Supplied material:

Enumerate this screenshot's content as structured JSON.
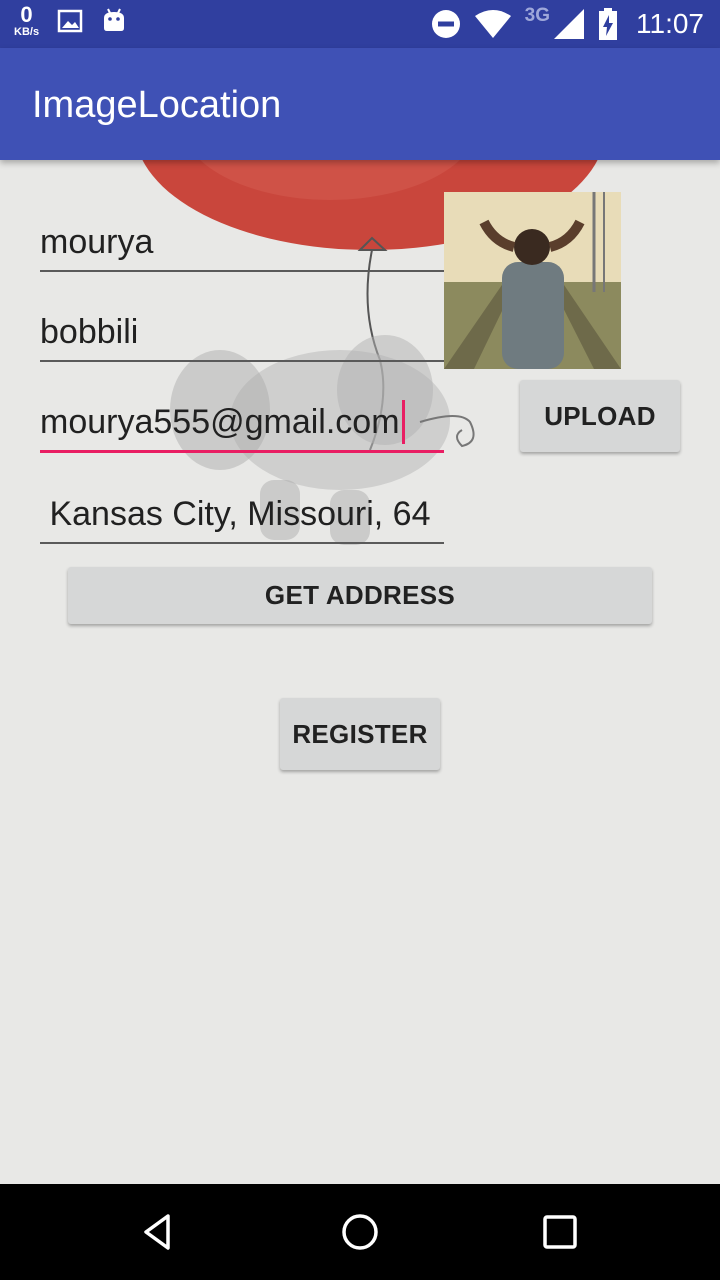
{
  "status_bar": {
    "data_rate_value": "0",
    "data_rate_unit": "KB/s",
    "network_type": "3G",
    "time": "11:07",
    "icons": [
      "gallery-icon",
      "android-icon",
      "do-not-disturb-icon",
      "wifi-icon",
      "signal-icon",
      "battery-charging-icon"
    ]
  },
  "app_bar": {
    "title": "ImageLocation"
  },
  "form": {
    "name_value": "mourya",
    "city_value": "bobbili",
    "email_value": "mourya555@gmail.com",
    "address_value": " Kansas City, Missouri, 64"
  },
  "buttons": {
    "upload": "UPLOAD",
    "get_address": "GET ADDRESS",
    "register": "REGISTER"
  },
  "colors": {
    "status_bar": "#303f9f",
    "app_bar": "#3f51b5",
    "accent": "#e91e63",
    "background": "#e8e8e6"
  },
  "nav_bar": {
    "icons": [
      "back-icon",
      "home-icon",
      "recents-icon"
    ]
  }
}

Work to complete: Word for word, quote the full listing, omitting every picture.

Result of this exercise:
Enumerate this screenshot's content as structured JSON.
{
  "status_bar": {
    "data_rate_value": "0",
    "data_rate_unit": "KB/s",
    "network_type": "3G",
    "time": "11:07",
    "icons": [
      "gallery-icon",
      "android-icon",
      "do-not-disturb-icon",
      "wifi-icon",
      "signal-icon",
      "battery-charging-icon"
    ]
  },
  "app_bar": {
    "title": "ImageLocation"
  },
  "form": {
    "name_value": "mourya",
    "city_value": "bobbili",
    "email_value": "mourya555@gmail.com",
    "address_value": " Kansas City, Missouri, 64"
  },
  "buttons": {
    "upload": "UPLOAD",
    "get_address": "GET ADDRESS",
    "register": "REGISTER"
  },
  "colors": {
    "status_bar": "#303f9f",
    "app_bar": "#3f51b5",
    "accent": "#e91e63",
    "background": "#e8e8e6"
  },
  "nav_bar": {
    "icons": [
      "back-icon",
      "home-icon",
      "recents-icon"
    ]
  }
}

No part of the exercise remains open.